* Structured figure records:
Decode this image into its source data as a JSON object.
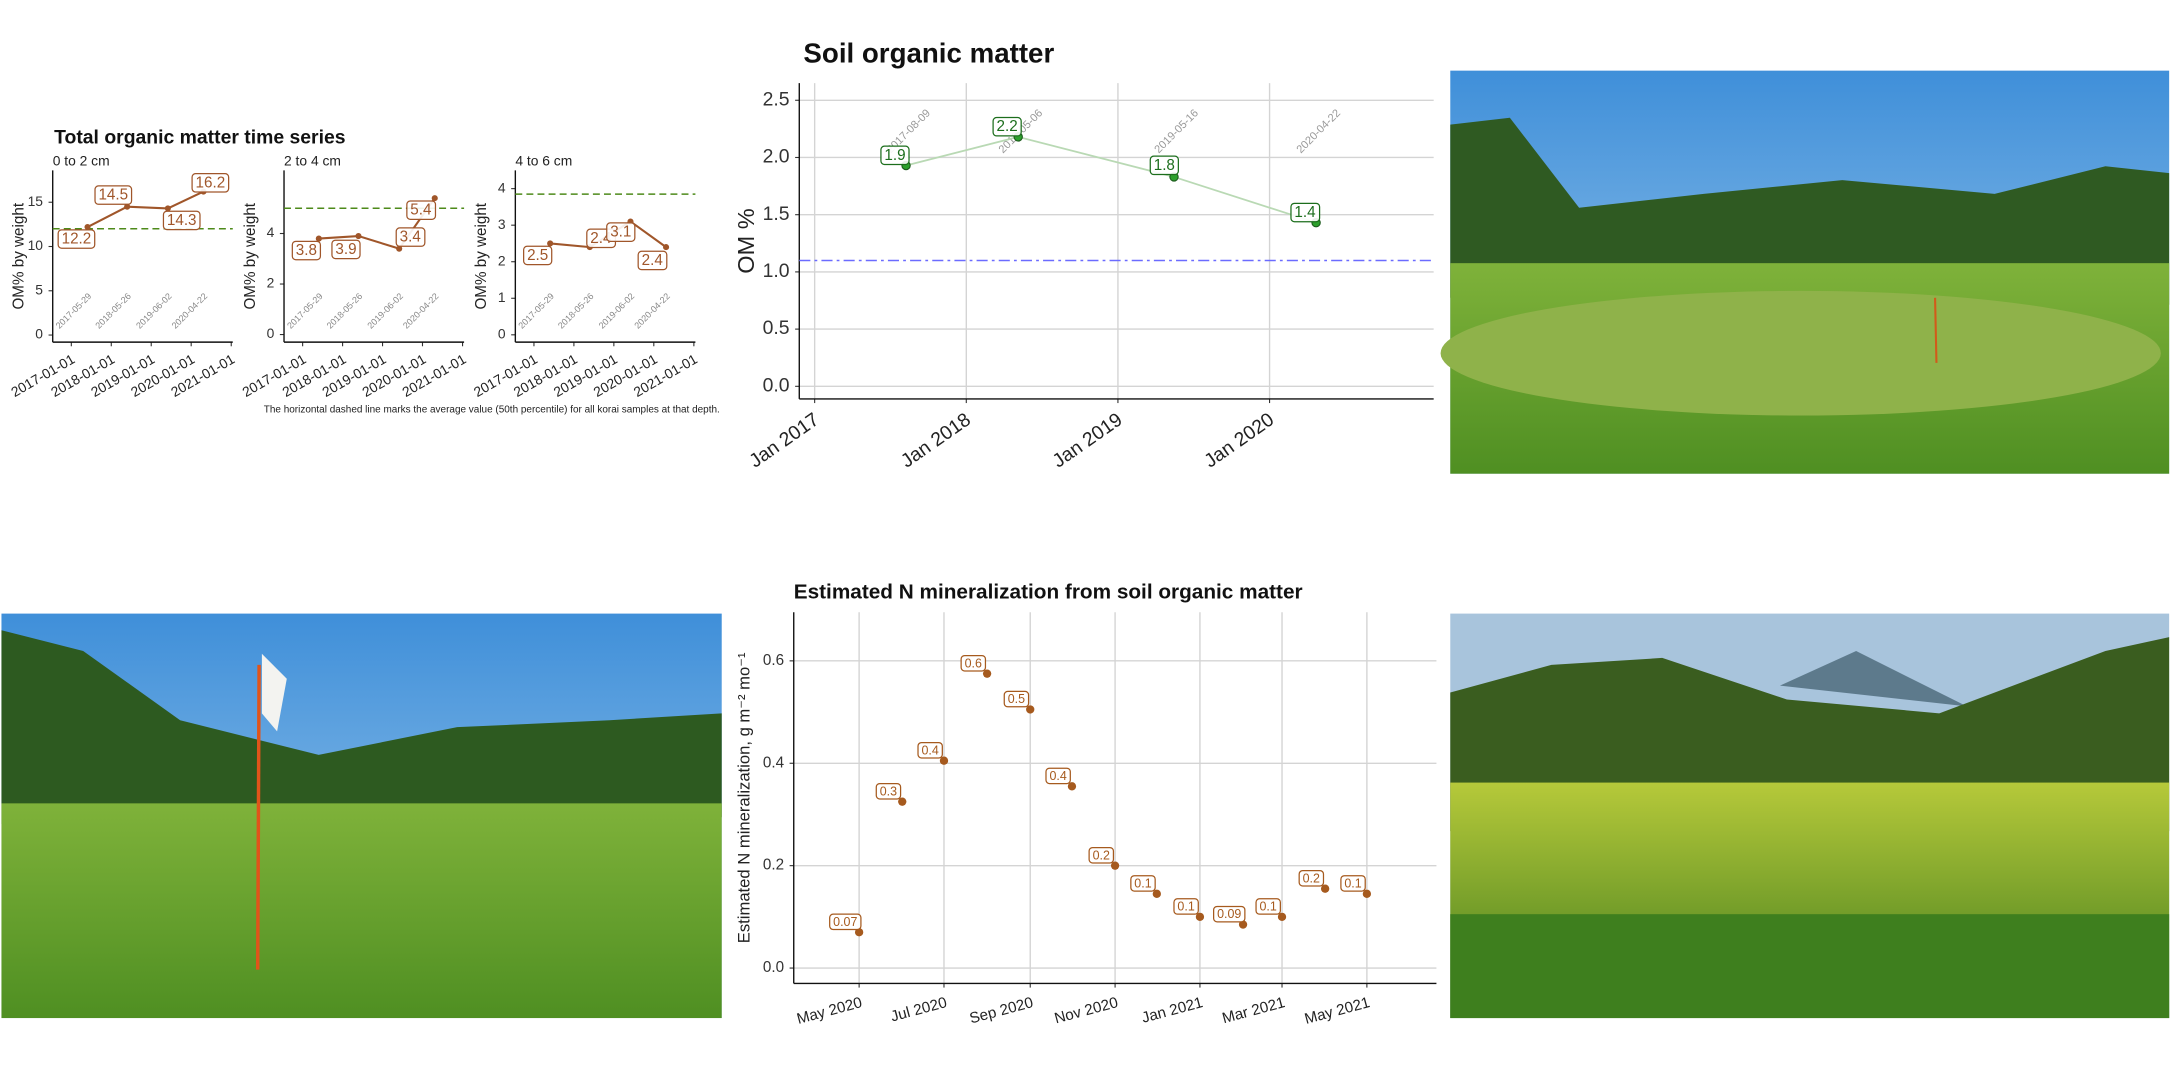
{
  "chart_data": [
    {
      "type": "line",
      "title": "Total organic matter time series",
      "subtitle": "0 to 2 cm",
      "ylabel": "OM% by weight",
      "x": [
        "2017-05-29",
        "2018-05-26",
        "2019-06-02",
        "2020-04-22"
      ],
      "values": [
        12.2,
        14.5,
        14.3,
        16.2
      ],
      "color": "#a0562a",
      "reference_line": 12,
      "reference_color": "#4d8a1a",
      "xlim": [
        "2016-07-15",
        "2021-01-15"
      ],
      "xticks": [
        "2017-01-01",
        "2018-01-01",
        "2019-01-01",
        "2020-01-01",
        "2021-01-01"
      ],
      "ylim": [
        -0.8,
        18.6
      ],
      "yticks": [
        0,
        5,
        10,
        15
      ],
      "grid": false
    },
    {
      "type": "line",
      "subtitle": "2 to 4 cm",
      "ylabel": "OM% by weight",
      "x": [
        "2017-05-29",
        "2018-05-26",
        "2019-06-02",
        "2020-04-22"
      ],
      "values": [
        3.8,
        3.9,
        3.4,
        5.4
      ],
      "color": "#a0562a",
      "reference_line": 5,
      "reference_color": "#4d8a1a",
      "xlim": [
        "2016-07-15",
        "2021-01-15"
      ],
      "xticks": [
        "2017-01-01",
        "2018-01-01",
        "2019-01-01",
        "2020-01-01",
        "2021-01-01"
      ],
      "ylim": [
        -0.3,
        6.5
      ],
      "yticks": [
        0,
        2,
        4
      ],
      "grid": false,
      "caption": "The horizontal dashed line marks the average value (50th percentile) for all korai samples at that depth."
    },
    {
      "type": "line",
      "subtitle": "4 to 6 cm",
      "ylabel": "OM% by weight",
      "x": [
        "2017-05-29",
        "2018-05-26",
        "2019-06-02",
        "2020-04-22"
      ],
      "values": [
        2.5,
        2.4,
        3.1,
        2.4
      ],
      "color": "#a0562a",
      "reference_line": 3.85,
      "reference_color": "#4d8a1a",
      "xlim": [
        "2016-07-15",
        "2021-01-15"
      ],
      "xticks": [
        "2017-01-01",
        "2018-01-01",
        "2019-01-01",
        "2020-01-01",
        "2021-01-01"
      ],
      "ylim": [
        -0.2,
        4.5
      ],
      "yticks": [
        0,
        1,
        2,
        3,
        4
      ],
      "grid": false
    },
    {
      "type": "line",
      "title": "Soil organic matter",
      "ylabel": "OM %",
      "x": [
        "2017-08-09",
        "2018-05-06",
        "2019-05-16",
        "2020-04-22"
      ],
      "values": [
        1.93,
        2.18,
        1.83,
        1.43
      ],
      "value_labels": [
        "1.9",
        "2.2",
        "1.8",
        "1.4"
      ],
      "color": "#2ca02c",
      "line_color": "#b9d9b4",
      "reference_line": 1.1,
      "reference_color": "#6b6bff",
      "xlim": [
        "2016-11-25",
        "2021-01-30"
      ],
      "xticks": [
        {
          "value": "2017-01-01",
          "label": "Jan 2017"
        },
        {
          "value": "2018-01-01",
          "label": "Jan 2018"
        },
        {
          "value": "2019-01-01",
          "label": "Jan 2019"
        },
        {
          "value": "2020-01-01",
          "label": "Jan 2020"
        }
      ],
      "ylim": [
        -0.11,
        2.65
      ],
      "yticks": [
        {
          "value": 0,
          "label": "0.0"
        },
        0.5,
        {
          "value": 1,
          "label": "1.0"
        },
        1.5,
        {
          "value": 2,
          "label": "2.0"
        },
        2.5
      ],
      "grid": true
    },
    {
      "type": "scatter",
      "title": "Estimated N mineralization from soil organic matter",
      "ylabel": "Estimated N mineralization, g m⁻² mo⁻¹",
      "x": [
        "2020-05",
        "2020-06",
        "2020-07",
        "2020-08",
        "2020-09",
        "2020-10",
        "2020-11",
        "2020-12",
        "2021-01",
        "2021-02",
        "2021-03",
        "2021-04",
        "2021-05"
      ],
      "values": [
        0.07,
        0.325,
        0.405,
        0.575,
        0.505,
        0.355,
        0.2,
        0.145,
        0.1,
        0.085,
        0.1,
        0.155,
        0.145
      ],
      "value_labels": [
        "0.07",
        "0.3",
        "0.4",
        "0.6",
        "0.5",
        "0.4",
        "0.2",
        "0.1",
        "0.1",
        "0.09",
        "0.1",
        "0.2",
        "0.1"
      ],
      "color": "#a65a1e",
      "xlim": [
        "2020-03-15",
        "2021-06-20"
      ],
      "xticks": [
        {
          "value": "2020-05",
          "label": "May 2020"
        },
        {
          "value": "2020-07",
          "label": "Jul 2020"
        },
        {
          "value": "2020-09",
          "label": "Sep 2020"
        },
        {
          "value": "2020-11",
          "label": "Nov 2020"
        },
        {
          "value": "2021-01",
          "label": "Jan 2021"
        },
        {
          "value": "2021-03",
          "label": "Mar 2021"
        },
        {
          "value": "2021-05",
          "label": "May 2021"
        }
      ],
      "ylim": [
        -0.03,
        0.695
      ],
      "yticks": [
        {
          "value": 0,
          "label": "0.0"
        },
        0.2,
        0.4,
        0.6
      ],
      "grid": true
    }
  ]
}
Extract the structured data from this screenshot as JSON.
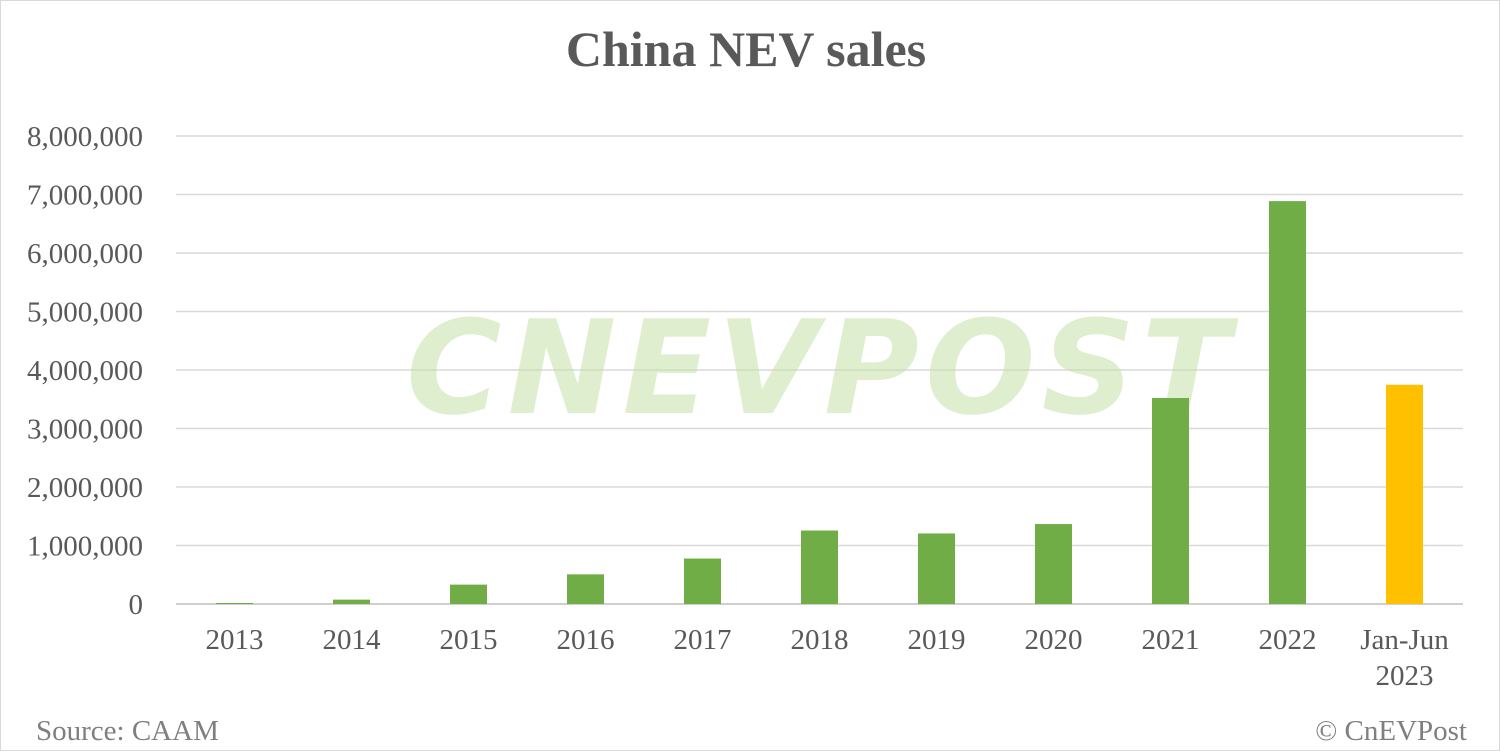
{
  "chart_data": {
    "type": "bar",
    "title": "China NEV sales",
    "xlabel": "",
    "ylabel": "",
    "categories": [
      "2013",
      "2014",
      "2015",
      "2016",
      "2017",
      "2018",
      "2019",
      "2020",
      "2021",
      "2022",
      "Jan-Jun 2023"
    ],
    "values": [
      17600,
      74763,
      331092,
      507000,
      777000,
      1256000,
      1206000,
      1367000,
      3521000,
      6887000,
      3747000
    ],
    "bar_colors": [
      "#70ad47",
      "#70ad47",
      "#70ad47",
      "#70ad47",
      "#70ad47",
      "#70ad47",
      "#70ad47",
      "#70ad47",
      "#70ad47",
      "#70ad47",
      "#ffc000"
    ],
    "ylim": [
      0,
      8000000
    ],
    "yticks": [
      "0",
      "1,000,000",
      "2,000,000",
      "3,000,000",
      "4,000,000",
      "5,000,000",
      "6,000,000",
      "7,000,000",
      "8,000,000"
    ],
    "grid": true,
    "legend": "none"
  },
  "source": "Source: CAAM",
  "copyright": "© CnEVPost",
  "watermark": "CNEVPOST"
}
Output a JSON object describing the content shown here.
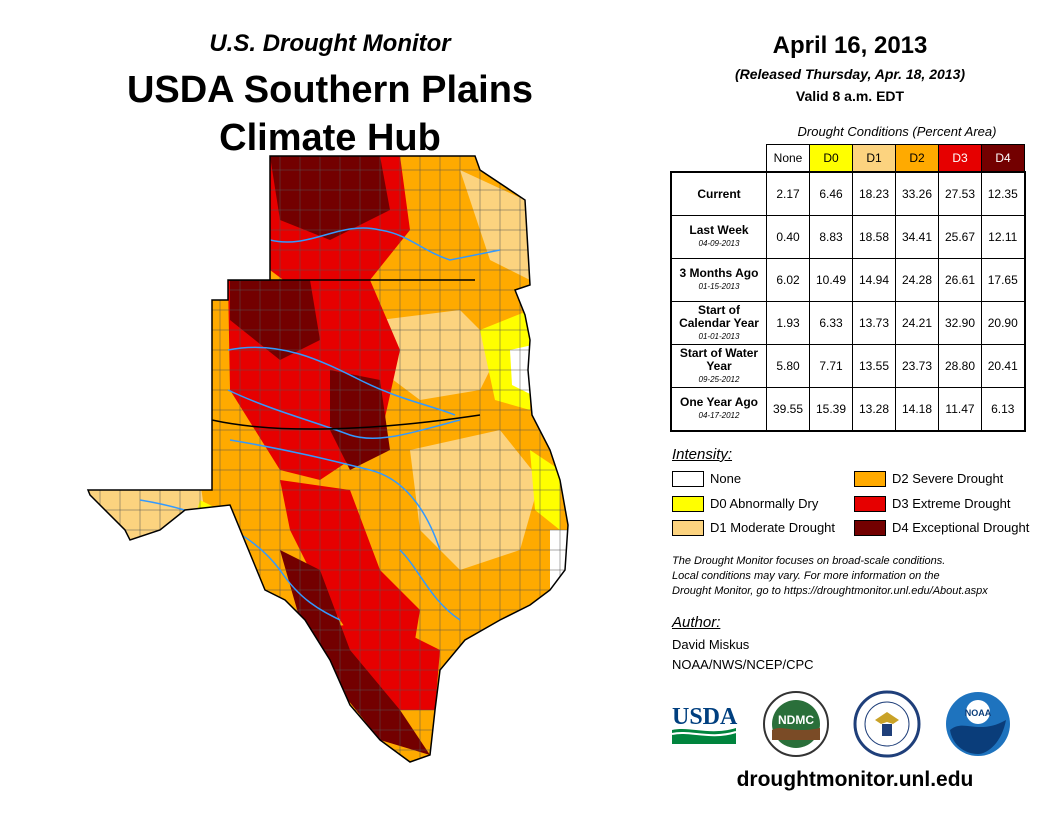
{
  "header": {
    "line1": "U.S. Drought Monitor",
    "line2": "USDA Southern Plains",
    "line3": "Climate Hub"
  },
  "map": {
    "region": "Kansas, Oklahoma, Texas",
    "colors": {
      "none": "#ffffff",
      "d0": "#ffff00",
      "d1": "#fcd37f",
      "d2": "#ffaa00",
      "d3": "#e60000",
      "d4": "#730000",
      "rivers": "#3399ff",
      "county_lines": "#555555"
    }
  },
  "info": {
    "date": "April 16, 2013",
    "released": "(Released Thursday, Apr. 18, 2013)",
    "valid": "Valid 8 a.m. EDT"
  },
  "table": {
    "caption": "Drought Conditions (Percent Area)",
    "headers": [
      "None",
      "D0",
      "D1",
      "D2",
      "D3",
      "D4"
    ],
    "header_colors": [
      "#ffffff",
      "#ffff00",
      "#fcd37f",
      "#ffaa00",
      "#e60000",
      "#730000"
    ],
    "header_text_colors": [
      "#000000",
      "#000000",
      "#000000",
      "#000000",
      "#ffffff",
      "#ffffff"
    ],
    "rows": [
      {
        "label": "Current",
        "sub": "",
        "values": [
          "2.17",
          "6.46",
          "18.23",
          "33.26",
          "27.53",
          "12.35"
        ]
      },
      {
        "label": "Last Week",
        "sub": "04-09-2013",
        "values": [
          "0.40",
          "8.83",
          "18.58",
          "34.41",
          "25.67",
          "12.11"
        ]
      },
      {
        "label": "3 Months Ago",
        "sub": "01-15-2013",
        "values": [
          "6.02",
          "10.49",
          "14.94",
          "24.28",
          "26.61",
          "17.65"
        ]
      },
      {
        "label": "Start of Calendar Year",
        "sub": "01-01-2013",
        "values": [
          "1.93",
          "6.33",
          "13.73",
          "24.21",
          "32.90",
          "20.90"
        ]
      },
      {
        "label": "Start of Water Year",
        "sub": "09-25-2012",
        "values": [
          "5.80",
          "7.71",
          "13.55",
          "23.73",
          "28.80",
          "20.41"
        ]
      },
      {
        "label": "One Year Ago",
        "sub": "04-17-2012",
        "values": [
          "39.55",
          "15.39",
          "13.28",
          "14.18",
          "11.47",
          "6.13"
        ]
      }
    ]
  },
  "legend": {
    "title": "Intensity:",
    "items": [
      {
        "label": "None",
        "color": "#ffffff"
      },
      {
        "label": "D0 Abnormally Dry",
        "color": "#ffff00"
      },
      {
        "label": "D1 Moderate Drought",
        "color": "#fcd37f"
      },
      {
        "label": "D2 Severe Drought",
        "color": "#ffaa00"
      },
      {
        "label": "D3 Extreme Drought",
        "color": "#e60000"
      },
      {
        "label": "D4 Exceptional Drought",
        "color": "#730000"
      }
    ]
  },
  "note": {
    "line1": "The Drought Monitor focuses on broad-scale conditions.",
    "line2": "Local conditions may vary. For more information on the",
    "line3": "Drought Monitor, go to https://droughtmonitor.unl.edu/About.aspx"
  },
  "author": {
    "title": "Author:",
    "name": "David Miskus",
    "org": "NOAA/NWS/NCEP/CPC"
  },
  "logos": {
    "usda": "USDA",
    "ndmc": "NDMC",
    "noaa": "NOAA",
    "doc_icon": "eagle-seal-icon"
  },
  "footer": {
    "website": "droughtmonitor.unl.edu"
  }
}
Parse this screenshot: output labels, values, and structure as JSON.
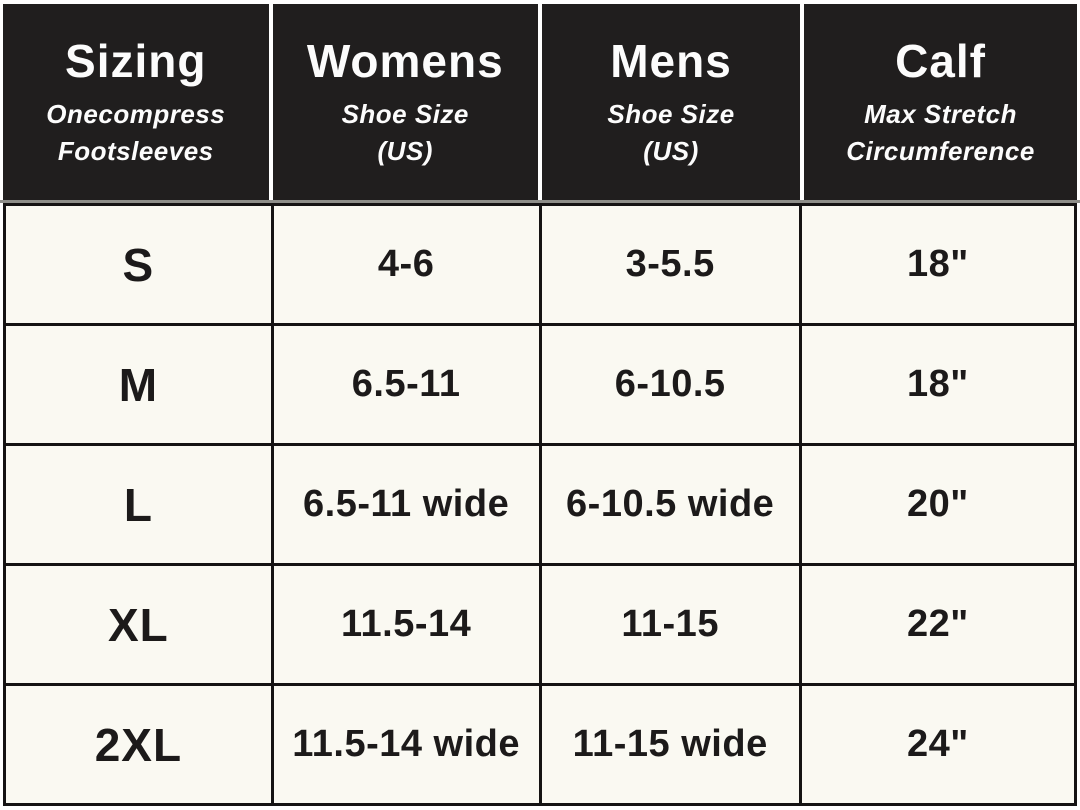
{
  "header": {
    "columns": [
      {
        "title": "Sizing",
        "sub1": "Onecompress",
        "sub2": "Footsleeves"
      },
      {
        "title": "Womens",
        "sub1": "Shoe Size",
        "sub2": "(US)"
      },
      {
        "title": "Mens",
        "sub1": "Shoe Size",
        "sub2": "(US)"
      },
      {
        "title": "Calf",
        "sub1": "Max Stretch",
        "sub2": "Circumference"
      }
    ]
  },
  "rows": [
    {
      "size": "S",
      "womens": "4-6",
      "mens": "3-5.5",
      "calf": "18\""
    },
    {
      "size": "M",
      "womens": "6.5-11",
      "mens": "6-10.5",
      "calf": "18\""
    },
    {
      "size": "L",
      "womens": "6.5-11 wide",
      "mens": "6-10.5 wide",
      "calf": "20\""
    },
    {
      "size": "XL",
      "womens": "11.5-14",
      "mens": "11-15",
      "calf": "22\""
    },
    {
      "size": "2XL",
      "womens": "11.5-14 wide",
      "mens": "11-15 wide",
      "calf": "24\""
    }
  ],
  "colors": {
    "header_bg": "#201E1E",
    "header_text": "#FCFCFC",
    "body_bg": "#FAF9F2",
    "body_text": "#1C1A1A",
    "grid_line": "#151313",
    "header_divider": "#8E8E89"
  },
  "chart_data": {
    "type": "table",
    "title": "Sizing — Onecompress Footsleeves",
    "columns": [
      "Sizing (Onecompress Footsleeves)",
      "Womens Shoe Size (US)",
      "Mens Shoe Size (US)",
      "Calf Max Stretch Circumference"
    ],
    "rows": [
      [
        "S",
        "4-6",
        "3-5.5",
        "18\""
      ],
      [
        "M",
        "6.5-11",
        "6-10.5",
        "18\""
      ],
      [
        "L",
        "6.5-11 wide",
        "6-10.5 wide",
        "20\""
      ],
      [
        "XL",
        "11.5-14",
        "11-15",
        "22\""
      ],
      [
        "2XL",
        "11.5-14 wide",
        "11-15 wide",
        "24\""
      ]
    ]
  }
}
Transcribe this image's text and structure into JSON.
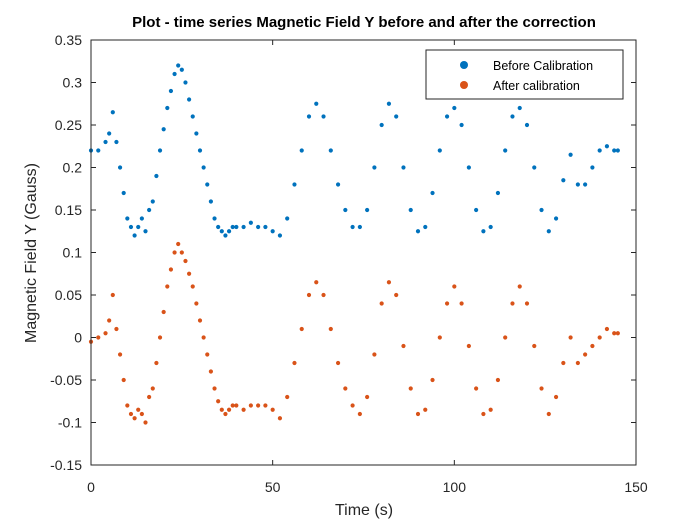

* Exercise directions: In the entries above, find each line with the word "matter" and copy it.

* Solved exercise:
      "title": "Total organic matter time series",
      "title": "Soil organic matter",
      "title": "Estimated N mineralization from soil organic matter",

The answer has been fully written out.